SET TASK: Pictures in the data below are not part of the copy; transcribe everything else exactly.

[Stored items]
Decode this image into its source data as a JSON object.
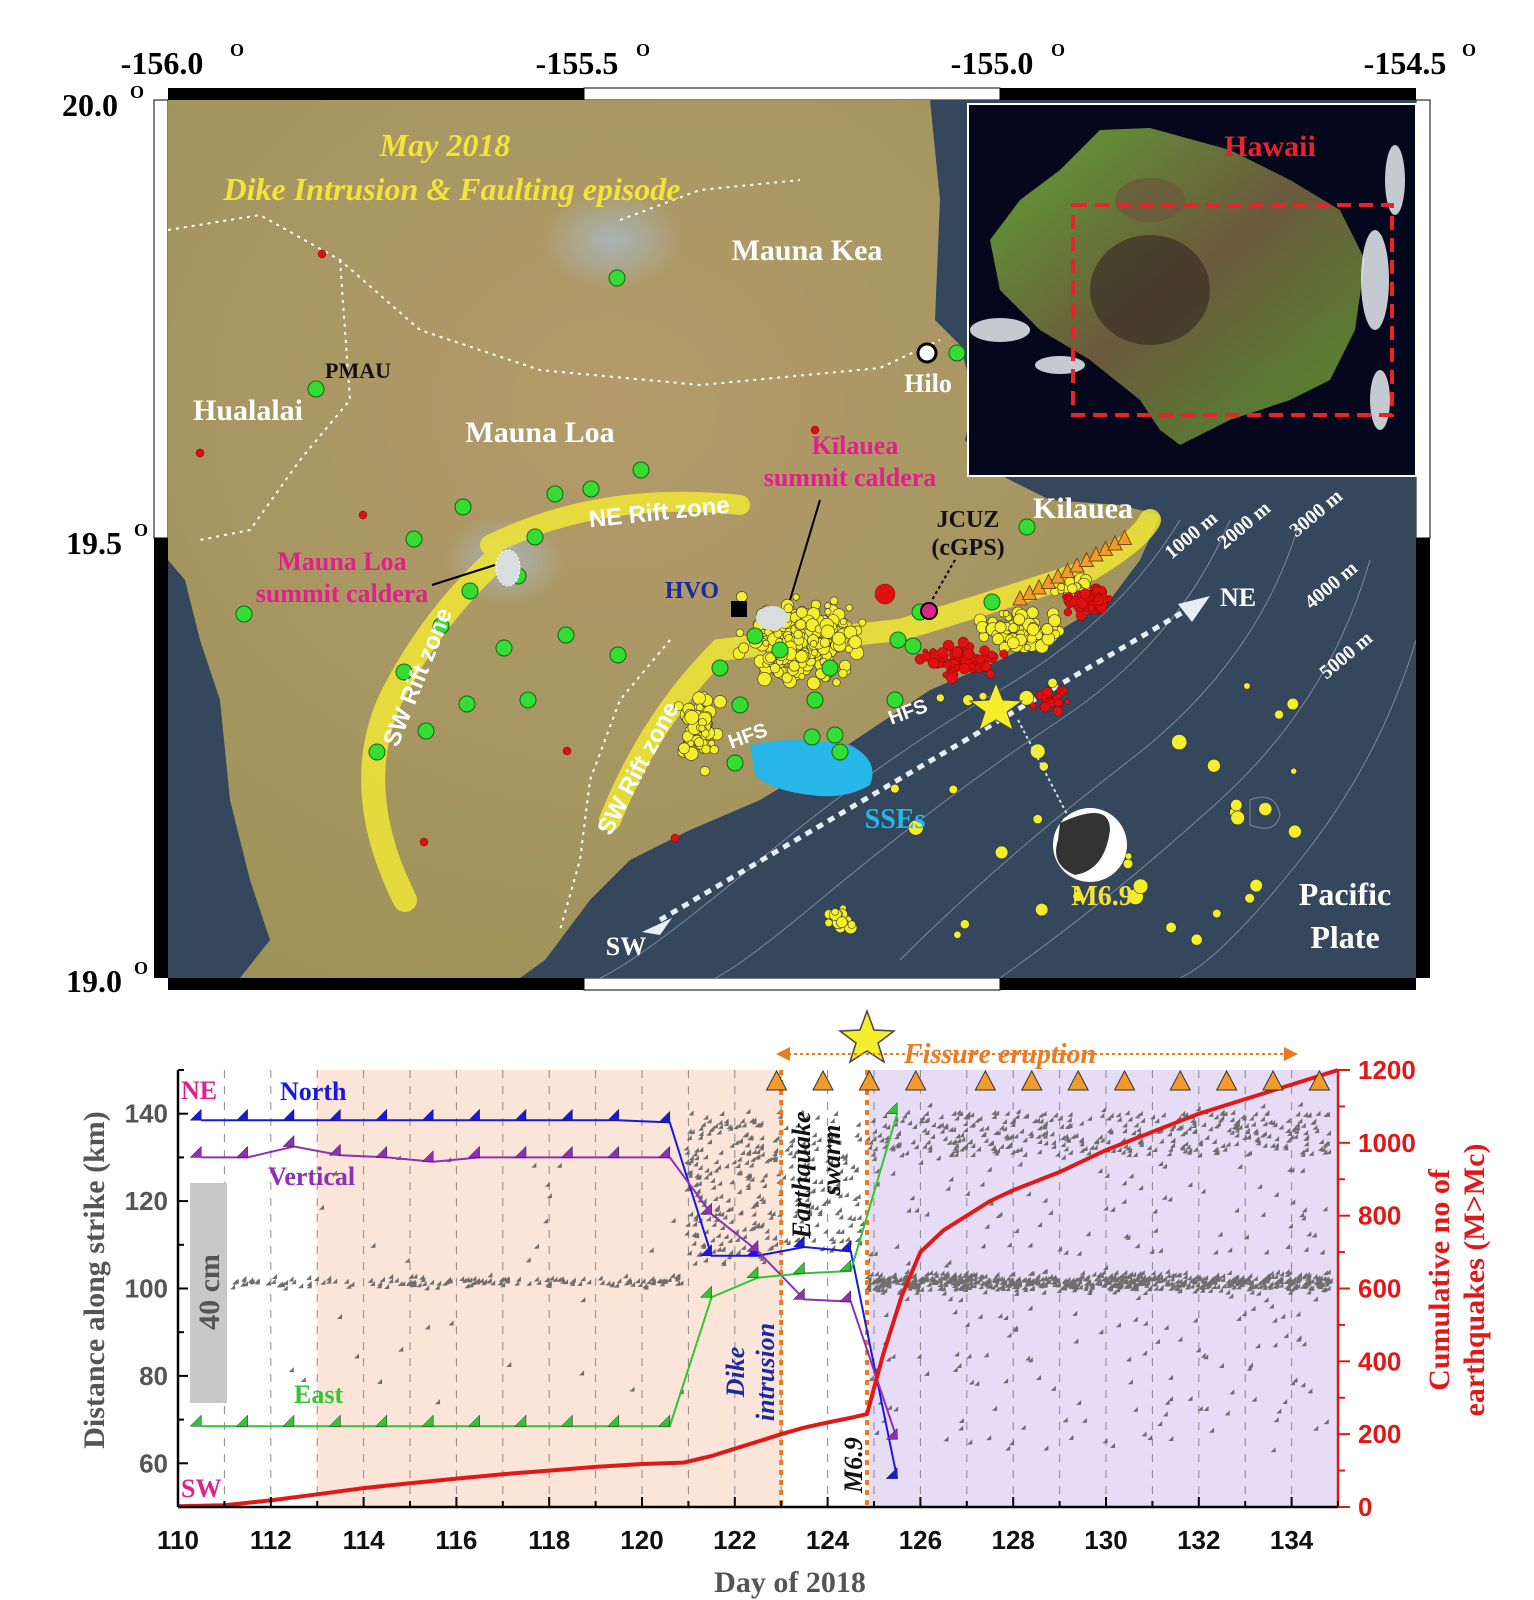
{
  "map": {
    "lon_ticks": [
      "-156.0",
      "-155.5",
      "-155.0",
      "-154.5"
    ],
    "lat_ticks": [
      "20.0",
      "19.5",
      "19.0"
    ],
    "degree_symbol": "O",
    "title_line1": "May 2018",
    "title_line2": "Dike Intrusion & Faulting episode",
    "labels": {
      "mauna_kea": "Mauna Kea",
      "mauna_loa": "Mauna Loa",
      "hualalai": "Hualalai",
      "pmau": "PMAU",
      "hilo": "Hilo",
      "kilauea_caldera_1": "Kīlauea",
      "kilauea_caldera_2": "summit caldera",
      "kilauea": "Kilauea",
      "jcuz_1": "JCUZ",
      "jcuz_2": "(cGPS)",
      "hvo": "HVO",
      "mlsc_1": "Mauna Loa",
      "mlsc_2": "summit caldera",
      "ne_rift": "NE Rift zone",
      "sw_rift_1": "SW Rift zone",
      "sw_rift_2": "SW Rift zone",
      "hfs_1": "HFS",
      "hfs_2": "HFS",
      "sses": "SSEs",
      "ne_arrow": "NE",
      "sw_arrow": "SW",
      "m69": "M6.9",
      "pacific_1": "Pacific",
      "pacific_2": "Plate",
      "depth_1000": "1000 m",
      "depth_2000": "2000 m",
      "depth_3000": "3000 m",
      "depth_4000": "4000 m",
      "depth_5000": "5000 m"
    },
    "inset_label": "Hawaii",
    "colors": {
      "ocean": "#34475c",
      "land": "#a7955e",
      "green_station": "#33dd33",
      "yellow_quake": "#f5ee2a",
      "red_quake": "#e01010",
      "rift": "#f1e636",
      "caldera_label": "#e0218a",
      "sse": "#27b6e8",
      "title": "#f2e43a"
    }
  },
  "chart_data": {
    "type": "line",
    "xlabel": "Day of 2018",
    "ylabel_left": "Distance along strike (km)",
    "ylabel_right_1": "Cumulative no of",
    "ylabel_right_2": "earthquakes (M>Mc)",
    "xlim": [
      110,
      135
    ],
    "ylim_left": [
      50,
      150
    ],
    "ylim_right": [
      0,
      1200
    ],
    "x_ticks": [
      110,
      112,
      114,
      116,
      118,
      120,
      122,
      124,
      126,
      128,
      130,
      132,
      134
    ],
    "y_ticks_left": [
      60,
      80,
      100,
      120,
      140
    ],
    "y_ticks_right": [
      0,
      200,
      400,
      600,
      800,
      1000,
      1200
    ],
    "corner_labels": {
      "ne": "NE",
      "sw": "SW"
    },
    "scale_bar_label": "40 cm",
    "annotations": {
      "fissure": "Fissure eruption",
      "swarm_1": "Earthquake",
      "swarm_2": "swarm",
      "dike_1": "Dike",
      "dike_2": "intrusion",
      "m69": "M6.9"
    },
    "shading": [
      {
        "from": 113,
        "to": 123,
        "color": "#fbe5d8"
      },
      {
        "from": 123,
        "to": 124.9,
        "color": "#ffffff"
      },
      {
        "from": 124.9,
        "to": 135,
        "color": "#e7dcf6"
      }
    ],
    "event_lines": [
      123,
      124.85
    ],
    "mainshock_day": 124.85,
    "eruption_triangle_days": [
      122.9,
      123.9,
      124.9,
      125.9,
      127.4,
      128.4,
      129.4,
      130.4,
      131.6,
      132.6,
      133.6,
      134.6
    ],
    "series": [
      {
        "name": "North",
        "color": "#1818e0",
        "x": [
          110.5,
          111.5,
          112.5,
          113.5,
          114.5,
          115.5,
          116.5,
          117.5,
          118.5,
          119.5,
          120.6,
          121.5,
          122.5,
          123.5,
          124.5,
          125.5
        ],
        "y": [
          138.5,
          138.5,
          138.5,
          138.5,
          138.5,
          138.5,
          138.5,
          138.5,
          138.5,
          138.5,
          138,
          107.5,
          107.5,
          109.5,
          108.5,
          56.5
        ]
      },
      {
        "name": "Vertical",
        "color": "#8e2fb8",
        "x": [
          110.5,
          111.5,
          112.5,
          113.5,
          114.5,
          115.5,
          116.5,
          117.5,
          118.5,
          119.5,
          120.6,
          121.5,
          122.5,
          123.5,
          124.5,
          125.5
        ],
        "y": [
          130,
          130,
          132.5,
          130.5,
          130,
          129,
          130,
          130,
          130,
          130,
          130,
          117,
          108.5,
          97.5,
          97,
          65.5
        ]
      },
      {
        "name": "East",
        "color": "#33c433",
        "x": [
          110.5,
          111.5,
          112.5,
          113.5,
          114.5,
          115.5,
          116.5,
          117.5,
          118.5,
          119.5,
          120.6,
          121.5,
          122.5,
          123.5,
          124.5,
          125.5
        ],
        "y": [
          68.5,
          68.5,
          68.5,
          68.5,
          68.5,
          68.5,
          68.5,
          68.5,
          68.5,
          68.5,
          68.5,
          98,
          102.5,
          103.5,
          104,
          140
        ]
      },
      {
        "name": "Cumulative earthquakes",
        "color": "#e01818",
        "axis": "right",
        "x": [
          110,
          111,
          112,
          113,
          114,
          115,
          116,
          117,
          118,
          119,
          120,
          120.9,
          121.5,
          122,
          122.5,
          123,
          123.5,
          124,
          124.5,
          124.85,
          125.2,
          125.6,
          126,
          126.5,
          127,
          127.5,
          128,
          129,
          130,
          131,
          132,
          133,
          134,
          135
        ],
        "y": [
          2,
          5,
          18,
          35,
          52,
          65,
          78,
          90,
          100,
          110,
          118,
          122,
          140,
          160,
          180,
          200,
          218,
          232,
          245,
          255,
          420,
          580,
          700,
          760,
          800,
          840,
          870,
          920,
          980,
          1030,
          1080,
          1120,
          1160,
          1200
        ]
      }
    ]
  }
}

FULL ANSWER:
Decode this image into its source data as a JSON object.
{
  "map": {
    "lon_ticks": [
      "-156.0",
      "-155.5",
      "-155.0",
      "-154.5"
    ],
    "lat_ticks": [
      "20.0",
      "19.5",
      "19.0"
    ],
    "degree_symbol": "O",
    "title_line1": "May 2018",
    "title_line2": "Dike Intrusion & Faulting episode",
    "labels": {
      "mauna_kea": "Mauna Kea",
      "mauna_loa": "Mauna Loa",
      "hualalai": "Hualalai",
      "pmau": "PMAU",
      "hilo": "Hilo",
      "kilauea_caldera_1": "Kīlauea",
      "kilauea_caldera_2": "summit caldera",
      "kilauea": "Kilauea",
      "jcuz_1": "JCUZ",
      "jcuz_2": "(cGPS)",
      "hvo": "HVO",
      "mlsc_1": "Mauna Loa",
      "mlsc_2": "summit caldera",
      "ne_rift": "NE Rift zone",
      "sw_rift_1": "SW Rift zone",
      "sw_rift_2": "SW Rift zone",
      "hfs_1": "HFS",
      "hfs_2": "HFS",
      "sses": "SSEs",
      "ne_arrow": "NE",
      "sw_arrow": "SW",
      "m69": "M6.9",
      "pacific_1": "Pacific",
      "pacific_2": "Plate",
      "depth_1000": "1000 m",
      "depth_2000": "2000 m",
      "depth_3000": "3000 m",
      "depth_4000": "4000 m",
      "depth_5000": "5000 m"
    },
    "inset_label": "Hawaii",
    "colors": {
      "ocean": "#34475c",
      "land": "#a7955e",
      "green_station": "#33dd33",
      "yellow_quake": "#f5ee2a",
      "red_quake": "#e01010",
      "rift": "#f1e636",
      "caldera_label": "#e0218a",
      "sse": "#27b6e8",
      "title": "#f2e43a"
    }
  },
  "chart_data": {
    "type": "line",
    "xlabel": "Day of 2018",
    "ylabel_left": "Distance along strike (km)",
    "ylabel_right_1": "Cumulative no of",
    "ylabel_right_2": "earthquakes (M>Mc)",
    "xlim": [
      110,
      135
    ],
    "ylim_left": [
      50,
      150
    ],
    "ylim_right": [
      0,
      1200
    ],
    "x_ticks": [
      110,
      112,
      114,
      116,
      118,
      120,
      122,
      124,
      126,
      128,
      130,
      132,
      134
    ],
    "y_ticks_left": [
      60,
      80,
      100,
      120,
      140
    ],
    "y_ticks_right": [
      0,
      200,
      400,
      600,
      800,
      1000,
      1200
    ],
    "corner_labels": {
      "ne": "NE",
      "sw": "SW"
    },
    "scale_bar_label": "40 cm",
    "annotations": {
      "fissure": "Fissure eruption",
      "swarm_1": "Earthquake",
      "swarm_2": "swarm",
      "dike_1": "Dike",
      "dike_2": "intrusion",
      "m69": "M6.9"
    },
    "shading": [
      {
        "from": 113,
        "to": 123,
        "color": "#fbe5d8"
      },
      {
        "from": 123,
        "to": 124.9,
        "color": "#ffffff"
      },
      {
        "from": 124.9,
        "to": 135,
        "color": "#e7dcf6"
      }
    ],
    "event_lines": [
      123,
      124.85
    ],
    "mainshock_day": 124.85,
    "eruption_triangle_days": [
      122.9,
      123.9,
      124.9,
      125.9,
      127.4,
      128.4,
      129.4,
      130.4,
      131.6,
      132.6,
      133.6,
      134.6
    ],
    "series": [
      {
        "name": "North",
        "color": "#1818e0",
        "x": [
          110.5,
          111.5,
          112.5,
          113.5,
          114.5,
          115.5,
          116.5,
          117.5,
          118.5,
          119.5,
          120.6,
          121.5,
          122.5,
          123.5,
          124.5,
          125.5
        ],
        "y": [
          138.5,
          138.5,
          138.5,
          138.5,
          138.5,
          138.5,
          138.5,
          138.5,
          138.5,
          138.5,
          138,
          107.5,
          107.5,
          109.5,
          108.5,
          56.5
        ]
      },
      {
        "name": "Vertical",
        "color": "#8e2fb8",
        "x": [
          110.5,
          111.5,
          112.5,
          113.5,
          114.5,
          115.5,
          116.5,
          117.5,
          118.5,
          119.5,
          120.6,
          121.5,
          122.5,
          123.5,
          124.5,
          125.5
        ],
        "y": [
          130,
          130,
          132.5,
          130.5,
          130,
          129,
          130,
          130,
          130,
          130,
          130,
          117,
          108.5,
          97.5,
          97,
          65.5
        ]
      },
      {
        "name": "East",
        "color": "#33c433",
        "x": [
          110.5,
          111.5,
          112.5,
          113.5,
          114.5,
          115.5,
          116.5,
          117.5,
          118.5,
          119.5,
          120.6,
          121.5,
          122.5,
          123.5,
          124.5,
          125.5
        ],
        "y": [
          68.5,
          68.5,
          68.5,
          68.5,
          68.5,
          68.5,
          68.5,
          68.5,
          68.5,
          68.5,
          68.5,
          98,
          102.5,
          103.5,
          104,
          140
        ]
      },
      {
        "name": "Cumulative earthquakes",
        "color": "#e01818",
        "axis": "right",
        "x": [
          110,
          111,
          112,
          113,
          114,
          115,
          116,
          117,
          118,
          119,
          120,
          120.9,
          121.5,
          122,
          122.5,
          123,
          123.5,
          124,
          124.5,
          124.85,
          125.2,
          125.6,
          126,
          126.5,
          127,
          127.5,
          128,
          129,
          130,
          131,
          132,
          133,
          134,
          135
        ],
        "y": [
          2,
          5,
          18,
          35,
          52,
          65,
          78,
          90,
          100,
          110,
          118,
          122,
          140,
          160,
          180,
          200,
          218,
          232,
          245,
          255,
          420,
          580,
          700,
          760,
          800,
          840,
          870,
          920,
          980,
          1030,
          1080,
          1120,
          1160,
          1200
        ]
      }
    ]
  }
}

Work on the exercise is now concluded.